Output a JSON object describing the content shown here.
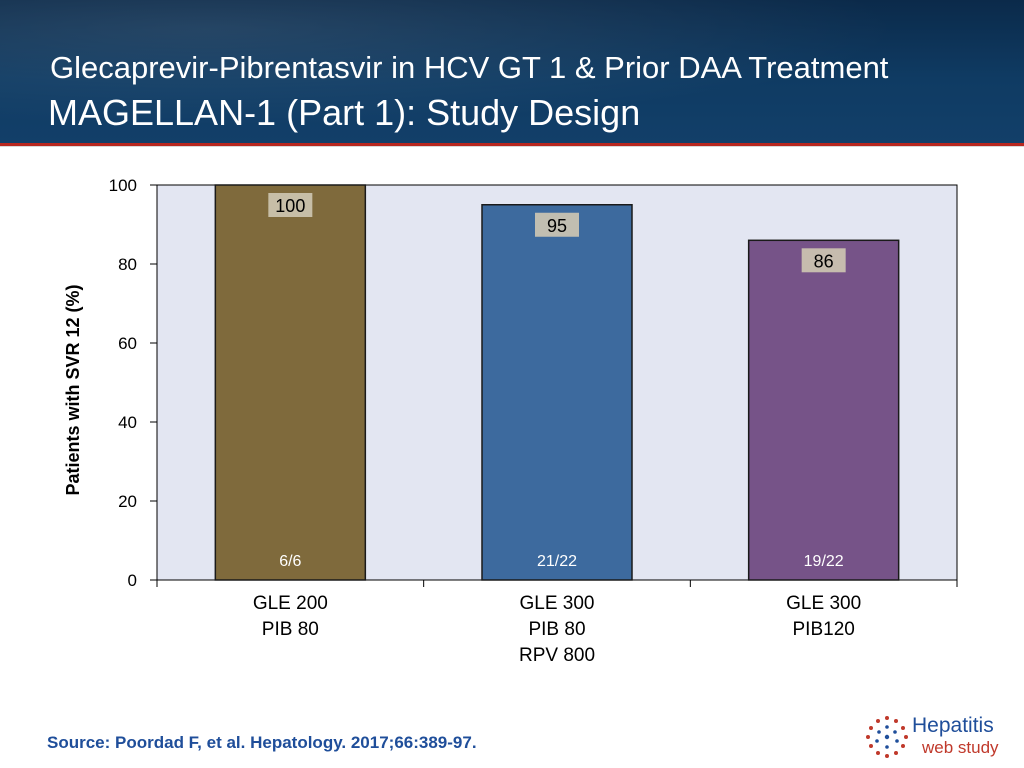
{
  "header": {
    "subtitle": "Glecaprevir-Pibrentasvir in HCV GT 1 & Prior DAA Treatment",
    "title": "MAGELLAN-1 (Part 1): Study Design"
  },
  "colors": {
    "header_bg": "#0f3b63",
    "accent_rule": "#b8271f",
    "plot_bg": "#e3e6f2",
    "source_text": "#1f4e9a"
  },
  "chart_data": {
    "type": "bar",
    "ylabel": "Patients with SVR 12 (%)",
    "ylim": [
      0,
      100
    ],
    "yticks": [
      0,
      20,
      40,
      60,
      80,
      100
    ],
    "grid": false,
    "categories": [
      [
        "GLE 200",
        "PIB 80"
      ],
      [
        "GLE 300",
        "PIB 80",
        "RPV 800"
      ],
      [
        "GLE 300",
        "PIB120"
      ]
    ],
    "values": [
      100,
      95,
      86
    ],
    "value_labels": [
      "100",
      "95",
      "86"
    ],
    "counts": [
      "6/6",
      "21/22",
      "19/22"
    ],
    "bar_colors": [
      "#7f6a3c",
      "#3d6a9e",
      "#765388"
    ]
  },
  "footer": {
    "source": "Source: Poordad F, et al. Hepatology. 2017;66:389-97.",
    "logo_line1": "Hepatitis",
    "logo_line2": "web study",
    "logo_icon": "dotted-sphere-icon"
  }
}
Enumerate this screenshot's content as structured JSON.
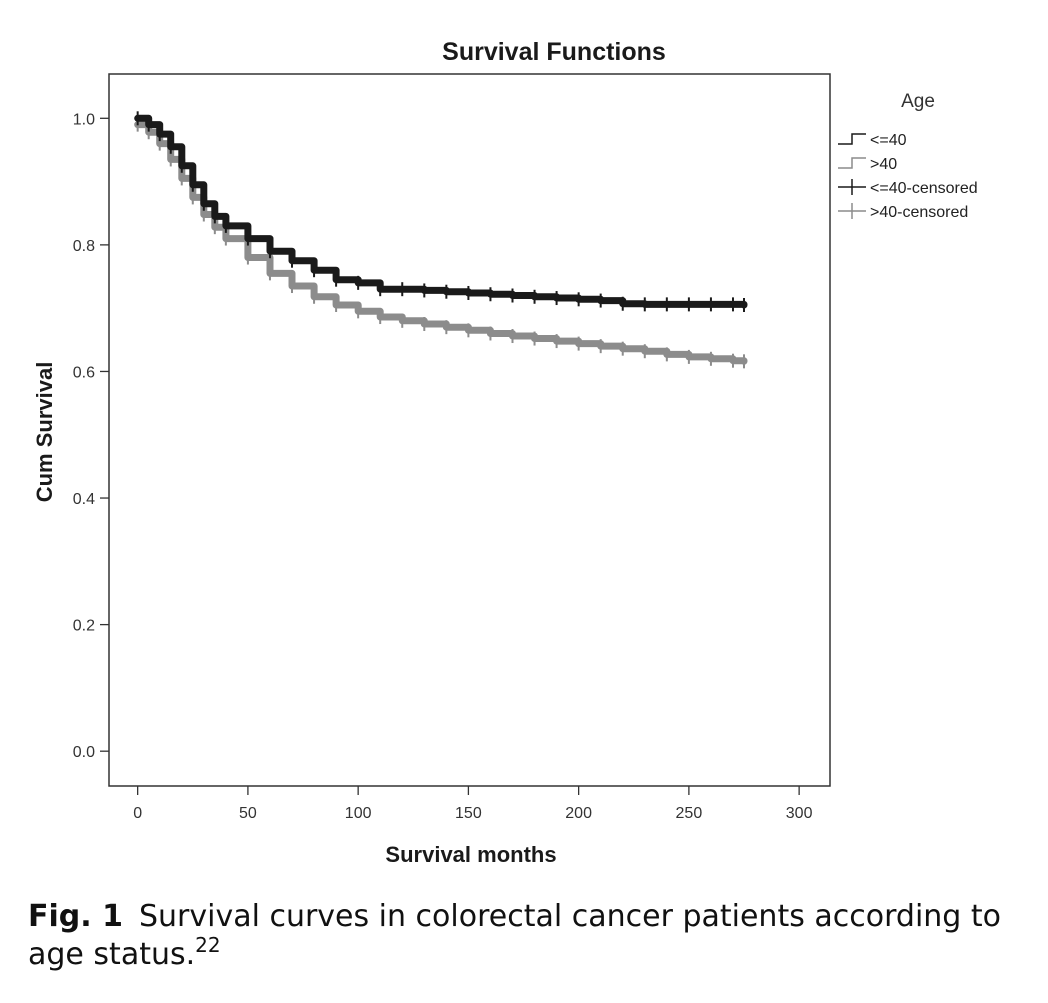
{
  "chart_data": {
    "type": "line",
    "title": "Survival Functions",
    "xlabel": "Survival months",
    "ylabel": "Cum Survival",
    "xlim": [
      -13,
      314
    ],
    "ylim": [
      -0.055,
      1.07
    ],
    "xticks": [
      "0",
      "50",
      "100",
      "150",
      "200",
      "250",
      "300"
    ],
    "xtick_values": [
      0,
      50,
      100,
      150,
      200,
      250,
      300
    ],
    "yticks": [
      "0.0",
      "0.2",
      "0.4",
      "0.6",
      "0.8",
      "1.0"
    ],
    "ytick_values": [
      0.0,
      0.2,
      0.4,
      0.6,
      0.8,
      1.0
    ],
    "grid": false,
    "legend": {
      "title": "Age",
      "position": "right",
      "entries": [
        "<=40",
        ">40",
        "<=40-censored",
        ">40-censored"
      ]
    },
    "series": [
      {
        "name": "<=40",
        "color": "#1a1a1a",
        "x": [
          0,
          5,
          10,
          15,
          20,
          25,
          30,
          35,
          40,
          50,
          60,
          70,
          80,
          90,
          100,
          110,
          120,
          130,
          140,
          150,
          160,
          170,
          180,
          190,
          200,
          210,
          220,
          230,
          240,
          250,
          260,
          270,
          275
        ],
        "y": [
          1.0,
          0.99,
          0.975,
          0.955,
          0.925,
          0.895,
          0.865,
          0.845,
          0.83,
          0.81,
          0.79,
          0.775,
          0.76,
          0.745,
          0.74,
          0.73,
          0.73,
          0.728,
          0.726,
          0.724,
          0.722,
          0.72,
          0.718,
          0.716,
          0.714,
          0.712,
          0.707,
          0.706,
          0.706,
          0.706,
          0.706,
          0.706,
          0.705
        ]
      },
      {
        "name": ">40",
        "color": "#8c8c8c",
        "x": [
          0,
          5,
          10,
          15,
          20,
          25,
          30,
          35,
          40,
          50,
          60,
          70,
          80,
          90,
          100,
          110,
          120,
          130,
          140,
          150,
          160,
          170,
          180,
          190,
          200,
          210,
          220,
          230,
          240,
          250,
          260,
          270,
          275
        ],
        "y": [
          0.99,
          0.978,
          0.96,
          0.935,
          0.905,
          0.875,
          0.848,
          0.828,
          0.81,
          0.78,
          0.755,
          0.735,
          0.718,
          0.705,
          0.695,
          0.686,
          0.68,
          0.675,
          0.67,
          0.665,
          0.66,
          0.656,
          0.652,
          0.648,
          0.644,
          0.64,
          0.636,
          0.632,
          0.627,
          0.623,
          0.62,
          0.617,
          0.616
        ]
      }
    ]
  },
  "caption": {
    "label": "Fig. 1",
    "text": "Survival curves in colorectal cancer patients according to age status.",
    "ref": "22"
  }
}
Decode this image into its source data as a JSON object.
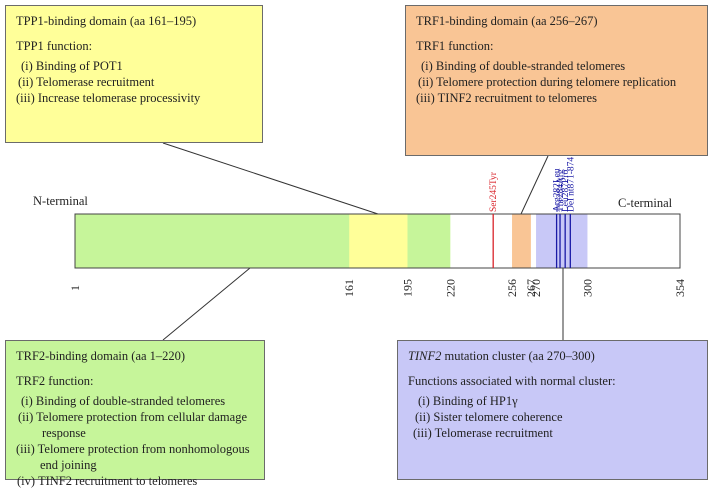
{
  "protein": {
    "n_label": "N-terminal",
    "c_label": "C-terminal",
    "start": 1,
    "end": 354,
    "ticks": [
      "1",
      "161",
      "195",
      "220",
      "256",
      "267",
      "270",
      "300",
      "354"
    ],
    "regions": [
      {
        "name": "TRF2-binding",
        "from": 1,
        "to": 220,
        "color": "#c6f59a"
      },
      {
        "name": "TPP1-binding",
        "from": 161,
        "to": 195,
        "color": "#ffff99"
      },
      {
        "name": "TRF1-binding",
        "from": 256,
        "to": 267,
        "color": "#f9c595"
      },
      {
        "name": "TINF2 mutation cluster",
        "from": 270,
        "to": 300,
        "color": "#c8c8f7"
      }
    ],
    "mutations": [
      {
        "label": "Ser245Tyr",
        "pos": 245,
        "color": "#d9232a"
      },
      {
        "label": "Arg282Leu",
        "pos": 282,
        "color": "#1a1aa6"
      },
      {
        "label": "Thr284Arg",
        "pos": 284,
        "color": "#1a1aa6"
      },
      {
        "label": "Leu287Pro",
        "pos": 287,
        "color": "#1a1aa6"
      },
      {
        "label": "Del nt871-874",
        "pos": 290,
        "color": "#1a1aa6"
      }
    ]
  },
  "tpp1": {
    "title": "TPP1-binding domain (aa 161–195)",
    "subtitle": "TPP1 function:",
    "items": [
      "(i) Binding of POT1",
      "(ii) Telomerase recruitment",
      "(iii) Increase telomerase processivity"
    ]
  },
  "trf1": {
    "title": "TRF1-binding domain (aa 256–267)",
    "subtitle": "TRF1 function:",
    "items": [
      "(i) Binding of double-stranded telomeres",
      "(ii) Telomere protection during telomere replication",
      "(iii) TINF2 recruitment to telomeres"
    ]
  },
  "trf2": {
    "title": "TRF2-binding domain (aa 1–220)",
    "subtitle": "TRF2 function:",
    "items": [
      "(i) Binding of double-stranded telomeres",
      "(ii) Telomere protection from cellular damage response",
      "(iii) Telomere protection from nonhomologous end joining",
      "(iv) TINF2 recruitment to telomeres"
    ]
  },
  "tinf2": {
    "title_italic": "TINF2",
    "title_rest": " mutation cluster (aa 270–300)",
    "subtitle": "Functions associated with normal cluster:",
    "items": [
      "(i) Binding of HP1γ",
      "(ii) Sister telomere coherence",
      "(iii) Telomerase recruitment"
    ]
  }
}
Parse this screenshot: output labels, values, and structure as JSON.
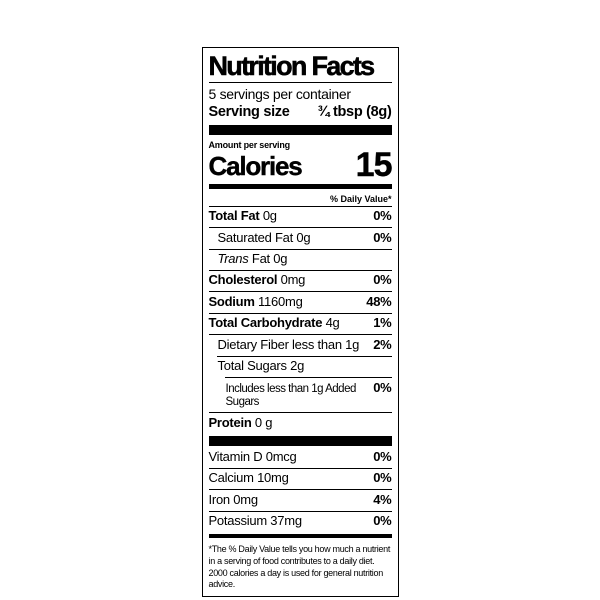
{
  "colors": {
    "ink": "#000000",
    "background": "#ffffff"
  },
  "label": {
    "title": "Nutrition Facts",
    "servings_per_container": "5 servings per container",
    "serving_size": {
      "label": "Serving size",
      "value": "¾ tbsp (8g)"
    },
    "amount_per_serving": "Amount per serving",
    "calories": {
      "label": "Calories",
      "value": "15"
    },
    "daily_value_header": "% Daily Value*",
    "rows": [
      {
        "bold": "Total Fat",
        "rest": " 0g",
        "pct": "0%"
      },
      {
        "bold": "",
        "rest": "Saturated Fat 0g",
        "pct": "0%"
      },
      {
        "bold": "",
        "italic": "Trans",
        "rest": " Fat 0g",
        "pct": ""
      },
      {
        "bold": "Cholesterol",
        "rest": " 0mg",
        "pct": "0%"
      },
      {
        "bold": "Sodium",
        "rest": " 1160mg",
        "pct": "48%"
      },
      {
        "bold": "Total Carbohydrate",
        "rest": " 4g",
        "pct": "1%"
      },
      {
        "bold": "",
        "rest": "Dietary Fiber less than 1g",
        "pct": "2%"
      },
      {
        "bold": "",
        "rest": "Total Sugars 2g",
        "pct": ""
      },
      {
        "bold": "",
        "rest": "Includes less than 1g Added Sugars",
        "pct": "0%"
      },
      {
        "bold": "Protein",
        "rest": " 0 g",
        "pct": ""
      }
    ],
    "micronutrients": [
      {
        "name": "Vitamin D 0mcg",
        "pct": "0%"
      },
      {
        "name": "Calcium 10mg",
        "pct": "0%"
      },
      {
        "name": "Iron 0mg",
        "pct": "4%"
      },
      {
        "name": "Potassium 37mg",
        "pct": "0%"
      }
    ],
    "footnote": "*The % Daily Value tells you how much a nutrient in a serving of food contributes to a daily diet. 2000 calories a day is used for general nutrition advice."
  }
}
====
Assigned task – Report how many lines of the records above contain the word "screenshot", and give only that number.

Answer space – 2